Source records
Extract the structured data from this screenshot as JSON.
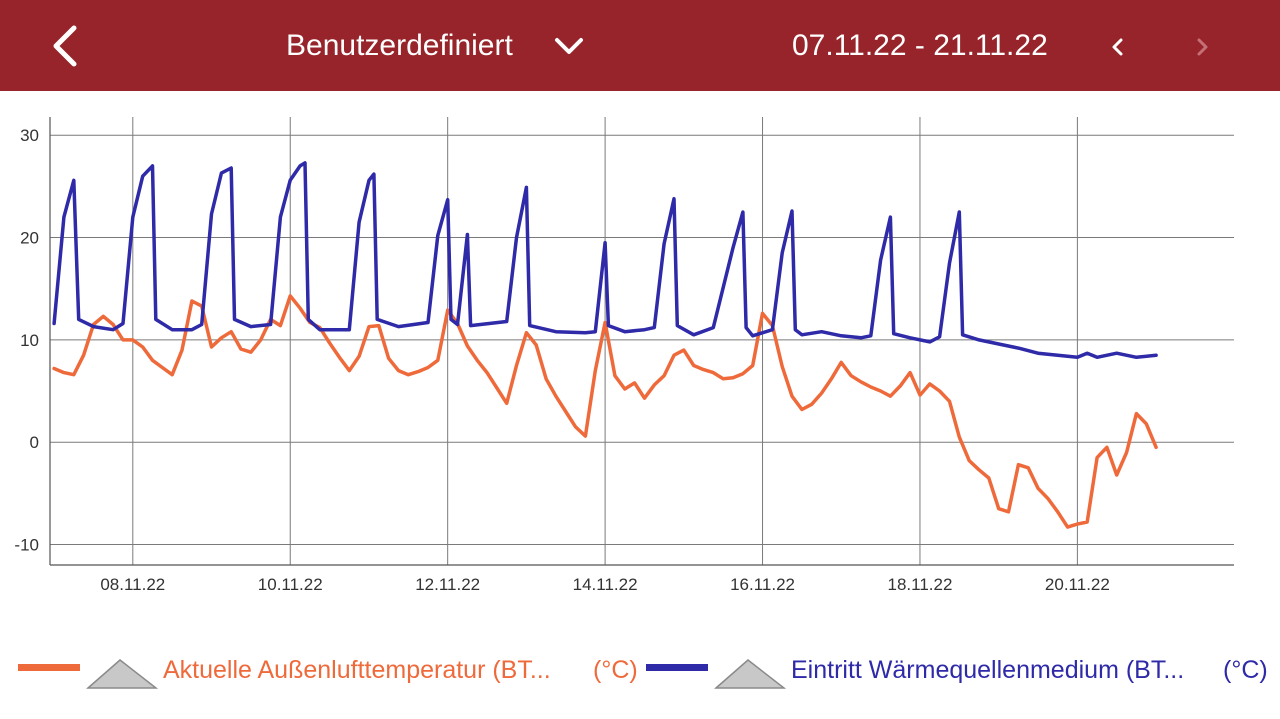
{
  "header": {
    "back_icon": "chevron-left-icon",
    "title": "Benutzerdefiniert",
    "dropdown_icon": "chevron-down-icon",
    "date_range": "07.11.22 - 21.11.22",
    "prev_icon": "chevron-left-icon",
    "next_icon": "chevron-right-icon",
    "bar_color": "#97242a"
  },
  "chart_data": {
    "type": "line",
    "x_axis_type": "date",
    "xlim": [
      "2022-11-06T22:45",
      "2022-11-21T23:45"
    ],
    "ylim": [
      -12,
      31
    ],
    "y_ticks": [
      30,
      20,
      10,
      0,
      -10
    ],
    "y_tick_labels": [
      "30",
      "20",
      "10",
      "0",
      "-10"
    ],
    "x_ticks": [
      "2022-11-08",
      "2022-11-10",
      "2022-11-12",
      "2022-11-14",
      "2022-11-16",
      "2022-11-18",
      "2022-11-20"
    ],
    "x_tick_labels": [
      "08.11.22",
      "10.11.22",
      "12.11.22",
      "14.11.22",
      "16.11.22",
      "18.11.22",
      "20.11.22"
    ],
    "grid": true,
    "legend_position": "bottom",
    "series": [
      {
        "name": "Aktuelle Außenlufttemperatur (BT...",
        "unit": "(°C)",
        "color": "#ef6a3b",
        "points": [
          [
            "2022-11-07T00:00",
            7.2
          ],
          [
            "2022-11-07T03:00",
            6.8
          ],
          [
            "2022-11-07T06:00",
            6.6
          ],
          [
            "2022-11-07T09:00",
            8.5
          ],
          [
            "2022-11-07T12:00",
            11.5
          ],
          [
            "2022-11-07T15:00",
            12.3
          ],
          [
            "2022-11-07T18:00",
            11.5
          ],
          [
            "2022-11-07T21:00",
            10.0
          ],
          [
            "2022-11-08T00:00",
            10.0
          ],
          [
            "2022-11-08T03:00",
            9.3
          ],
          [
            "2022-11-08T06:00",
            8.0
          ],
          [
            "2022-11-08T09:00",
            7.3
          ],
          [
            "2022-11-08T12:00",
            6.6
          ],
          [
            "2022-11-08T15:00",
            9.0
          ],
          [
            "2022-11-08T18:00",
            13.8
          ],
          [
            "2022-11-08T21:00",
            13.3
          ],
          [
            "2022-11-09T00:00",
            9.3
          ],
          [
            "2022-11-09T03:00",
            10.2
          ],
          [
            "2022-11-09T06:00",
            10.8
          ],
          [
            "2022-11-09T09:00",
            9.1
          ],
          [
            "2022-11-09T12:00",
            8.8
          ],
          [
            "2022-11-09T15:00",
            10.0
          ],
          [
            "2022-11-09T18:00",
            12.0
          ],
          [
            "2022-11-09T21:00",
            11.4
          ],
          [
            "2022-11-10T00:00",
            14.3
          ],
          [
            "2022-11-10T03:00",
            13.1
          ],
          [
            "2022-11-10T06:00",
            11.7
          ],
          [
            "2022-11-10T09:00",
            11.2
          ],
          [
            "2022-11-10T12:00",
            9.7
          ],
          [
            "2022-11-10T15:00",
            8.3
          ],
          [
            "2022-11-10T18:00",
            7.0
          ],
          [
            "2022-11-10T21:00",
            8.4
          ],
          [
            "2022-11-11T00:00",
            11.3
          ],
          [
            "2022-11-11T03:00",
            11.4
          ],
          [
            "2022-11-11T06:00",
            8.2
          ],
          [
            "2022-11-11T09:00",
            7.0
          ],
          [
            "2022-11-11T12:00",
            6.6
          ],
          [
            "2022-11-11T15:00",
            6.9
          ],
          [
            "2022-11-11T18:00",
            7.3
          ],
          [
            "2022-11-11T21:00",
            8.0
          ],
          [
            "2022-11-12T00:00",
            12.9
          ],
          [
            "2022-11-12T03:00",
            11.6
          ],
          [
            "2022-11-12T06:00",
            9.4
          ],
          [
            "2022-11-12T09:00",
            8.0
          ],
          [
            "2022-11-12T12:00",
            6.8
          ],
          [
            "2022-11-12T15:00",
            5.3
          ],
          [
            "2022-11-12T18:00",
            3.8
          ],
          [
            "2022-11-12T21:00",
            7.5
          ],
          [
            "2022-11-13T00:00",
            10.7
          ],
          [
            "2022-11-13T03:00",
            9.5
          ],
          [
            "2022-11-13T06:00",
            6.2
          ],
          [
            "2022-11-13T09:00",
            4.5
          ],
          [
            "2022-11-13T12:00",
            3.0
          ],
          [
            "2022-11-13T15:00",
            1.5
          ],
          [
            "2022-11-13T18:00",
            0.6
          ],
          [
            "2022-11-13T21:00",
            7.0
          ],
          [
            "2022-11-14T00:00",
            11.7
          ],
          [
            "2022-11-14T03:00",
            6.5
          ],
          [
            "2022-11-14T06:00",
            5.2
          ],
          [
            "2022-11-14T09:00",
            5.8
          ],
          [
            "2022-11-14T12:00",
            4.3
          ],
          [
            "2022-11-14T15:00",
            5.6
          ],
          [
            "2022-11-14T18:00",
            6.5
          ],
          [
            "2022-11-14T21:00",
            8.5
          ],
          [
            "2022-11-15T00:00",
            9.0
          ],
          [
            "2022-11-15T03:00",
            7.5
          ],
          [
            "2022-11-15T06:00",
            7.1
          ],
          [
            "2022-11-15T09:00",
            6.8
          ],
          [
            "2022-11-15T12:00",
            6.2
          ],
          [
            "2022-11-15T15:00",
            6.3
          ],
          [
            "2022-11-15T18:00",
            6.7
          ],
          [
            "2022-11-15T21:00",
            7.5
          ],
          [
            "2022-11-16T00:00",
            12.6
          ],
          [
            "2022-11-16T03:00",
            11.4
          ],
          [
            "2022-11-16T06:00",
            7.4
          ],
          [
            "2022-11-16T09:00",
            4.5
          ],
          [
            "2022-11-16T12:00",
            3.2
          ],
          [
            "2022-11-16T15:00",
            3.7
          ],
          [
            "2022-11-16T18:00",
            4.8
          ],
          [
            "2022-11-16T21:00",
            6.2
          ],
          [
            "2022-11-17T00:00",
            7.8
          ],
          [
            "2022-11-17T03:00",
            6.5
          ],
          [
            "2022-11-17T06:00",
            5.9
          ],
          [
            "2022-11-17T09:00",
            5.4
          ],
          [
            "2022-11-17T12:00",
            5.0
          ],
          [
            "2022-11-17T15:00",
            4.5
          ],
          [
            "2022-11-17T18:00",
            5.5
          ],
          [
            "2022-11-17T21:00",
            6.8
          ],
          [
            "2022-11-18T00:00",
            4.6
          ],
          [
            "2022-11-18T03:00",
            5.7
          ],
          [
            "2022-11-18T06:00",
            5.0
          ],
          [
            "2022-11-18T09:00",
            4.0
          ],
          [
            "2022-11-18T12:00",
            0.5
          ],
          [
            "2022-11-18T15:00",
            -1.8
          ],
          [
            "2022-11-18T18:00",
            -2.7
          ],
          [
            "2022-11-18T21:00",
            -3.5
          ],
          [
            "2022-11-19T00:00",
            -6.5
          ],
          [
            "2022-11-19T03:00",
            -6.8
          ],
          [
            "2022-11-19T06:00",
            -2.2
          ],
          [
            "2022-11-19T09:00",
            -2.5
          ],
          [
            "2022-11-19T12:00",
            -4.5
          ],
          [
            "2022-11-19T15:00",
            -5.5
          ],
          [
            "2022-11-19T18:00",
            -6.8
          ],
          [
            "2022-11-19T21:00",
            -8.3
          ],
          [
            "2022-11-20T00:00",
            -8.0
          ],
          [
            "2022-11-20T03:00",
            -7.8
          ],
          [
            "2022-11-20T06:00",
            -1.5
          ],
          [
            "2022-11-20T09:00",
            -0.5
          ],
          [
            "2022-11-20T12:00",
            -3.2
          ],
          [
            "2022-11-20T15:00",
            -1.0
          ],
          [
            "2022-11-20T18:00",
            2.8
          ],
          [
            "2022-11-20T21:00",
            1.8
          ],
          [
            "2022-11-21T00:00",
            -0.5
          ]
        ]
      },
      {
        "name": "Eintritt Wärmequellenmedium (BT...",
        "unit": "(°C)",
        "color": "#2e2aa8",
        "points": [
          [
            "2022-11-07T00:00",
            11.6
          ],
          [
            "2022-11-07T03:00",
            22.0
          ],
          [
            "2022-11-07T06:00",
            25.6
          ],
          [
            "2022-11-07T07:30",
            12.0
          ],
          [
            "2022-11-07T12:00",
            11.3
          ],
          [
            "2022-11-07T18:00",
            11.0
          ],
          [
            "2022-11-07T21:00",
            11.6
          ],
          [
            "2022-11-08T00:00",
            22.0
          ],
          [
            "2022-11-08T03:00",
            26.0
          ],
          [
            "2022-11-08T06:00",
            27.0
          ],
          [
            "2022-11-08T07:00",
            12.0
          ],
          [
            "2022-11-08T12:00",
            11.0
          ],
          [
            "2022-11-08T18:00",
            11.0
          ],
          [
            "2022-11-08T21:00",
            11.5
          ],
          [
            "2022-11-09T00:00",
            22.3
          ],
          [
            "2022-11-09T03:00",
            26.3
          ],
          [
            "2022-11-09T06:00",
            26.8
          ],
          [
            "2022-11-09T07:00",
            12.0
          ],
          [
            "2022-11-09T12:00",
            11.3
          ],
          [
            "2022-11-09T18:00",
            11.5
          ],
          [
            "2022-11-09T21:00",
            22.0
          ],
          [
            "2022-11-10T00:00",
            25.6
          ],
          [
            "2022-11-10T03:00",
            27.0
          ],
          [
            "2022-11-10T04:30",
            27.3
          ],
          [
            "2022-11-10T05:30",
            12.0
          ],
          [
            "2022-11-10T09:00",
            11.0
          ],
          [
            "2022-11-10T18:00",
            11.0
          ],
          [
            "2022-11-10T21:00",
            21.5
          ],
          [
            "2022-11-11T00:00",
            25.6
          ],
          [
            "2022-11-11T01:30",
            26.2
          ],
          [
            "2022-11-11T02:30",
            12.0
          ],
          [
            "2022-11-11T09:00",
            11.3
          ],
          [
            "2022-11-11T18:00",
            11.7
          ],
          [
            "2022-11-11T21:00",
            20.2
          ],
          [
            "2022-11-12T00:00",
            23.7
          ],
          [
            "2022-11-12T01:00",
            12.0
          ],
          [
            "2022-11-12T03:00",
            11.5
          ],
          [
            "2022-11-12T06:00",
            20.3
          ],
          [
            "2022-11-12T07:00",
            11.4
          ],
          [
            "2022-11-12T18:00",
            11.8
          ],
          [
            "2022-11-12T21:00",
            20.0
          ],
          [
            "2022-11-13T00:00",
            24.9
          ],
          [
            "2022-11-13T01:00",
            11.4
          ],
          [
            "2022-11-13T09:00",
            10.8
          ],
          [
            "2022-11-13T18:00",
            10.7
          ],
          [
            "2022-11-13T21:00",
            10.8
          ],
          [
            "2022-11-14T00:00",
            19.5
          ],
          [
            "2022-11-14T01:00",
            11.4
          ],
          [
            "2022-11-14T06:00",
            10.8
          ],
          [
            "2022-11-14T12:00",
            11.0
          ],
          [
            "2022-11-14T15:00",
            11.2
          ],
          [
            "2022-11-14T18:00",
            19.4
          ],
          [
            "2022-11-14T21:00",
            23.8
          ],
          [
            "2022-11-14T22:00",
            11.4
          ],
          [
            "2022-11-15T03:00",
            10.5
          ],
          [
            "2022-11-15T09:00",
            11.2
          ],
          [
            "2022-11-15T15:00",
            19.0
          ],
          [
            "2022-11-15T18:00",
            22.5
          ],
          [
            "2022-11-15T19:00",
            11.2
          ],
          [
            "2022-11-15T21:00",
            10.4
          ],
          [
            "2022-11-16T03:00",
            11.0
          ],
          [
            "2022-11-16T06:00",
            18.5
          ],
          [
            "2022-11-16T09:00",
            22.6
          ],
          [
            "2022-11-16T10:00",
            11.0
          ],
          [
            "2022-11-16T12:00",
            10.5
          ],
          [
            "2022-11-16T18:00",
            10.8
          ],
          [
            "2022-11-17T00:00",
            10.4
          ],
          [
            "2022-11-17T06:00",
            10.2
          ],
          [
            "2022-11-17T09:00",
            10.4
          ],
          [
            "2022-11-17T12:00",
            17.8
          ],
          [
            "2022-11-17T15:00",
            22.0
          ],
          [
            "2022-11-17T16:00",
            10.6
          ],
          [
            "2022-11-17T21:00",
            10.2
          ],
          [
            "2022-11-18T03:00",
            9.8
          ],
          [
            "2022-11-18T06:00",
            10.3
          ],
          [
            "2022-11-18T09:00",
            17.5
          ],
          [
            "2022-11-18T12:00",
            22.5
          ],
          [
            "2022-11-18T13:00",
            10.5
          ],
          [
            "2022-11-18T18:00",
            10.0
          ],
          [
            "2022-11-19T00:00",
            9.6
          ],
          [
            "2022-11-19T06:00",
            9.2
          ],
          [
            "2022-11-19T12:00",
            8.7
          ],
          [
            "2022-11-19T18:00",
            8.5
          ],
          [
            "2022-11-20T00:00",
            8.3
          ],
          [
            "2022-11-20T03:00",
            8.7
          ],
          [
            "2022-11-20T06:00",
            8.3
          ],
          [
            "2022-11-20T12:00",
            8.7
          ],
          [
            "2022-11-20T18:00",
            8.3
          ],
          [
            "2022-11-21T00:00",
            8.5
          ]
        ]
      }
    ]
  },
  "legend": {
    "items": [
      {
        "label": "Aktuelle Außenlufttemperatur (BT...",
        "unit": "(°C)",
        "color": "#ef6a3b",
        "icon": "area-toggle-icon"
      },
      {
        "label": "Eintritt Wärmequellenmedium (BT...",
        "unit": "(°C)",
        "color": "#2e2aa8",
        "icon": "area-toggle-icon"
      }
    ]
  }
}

The problem
Copy all lines of the listing above that contain the string "name".

Response to the task
        "name": "Aktuelle Außenlufttemperatur (BT...",
        "name": "Eintritt Wärmequellenmedium (BT...",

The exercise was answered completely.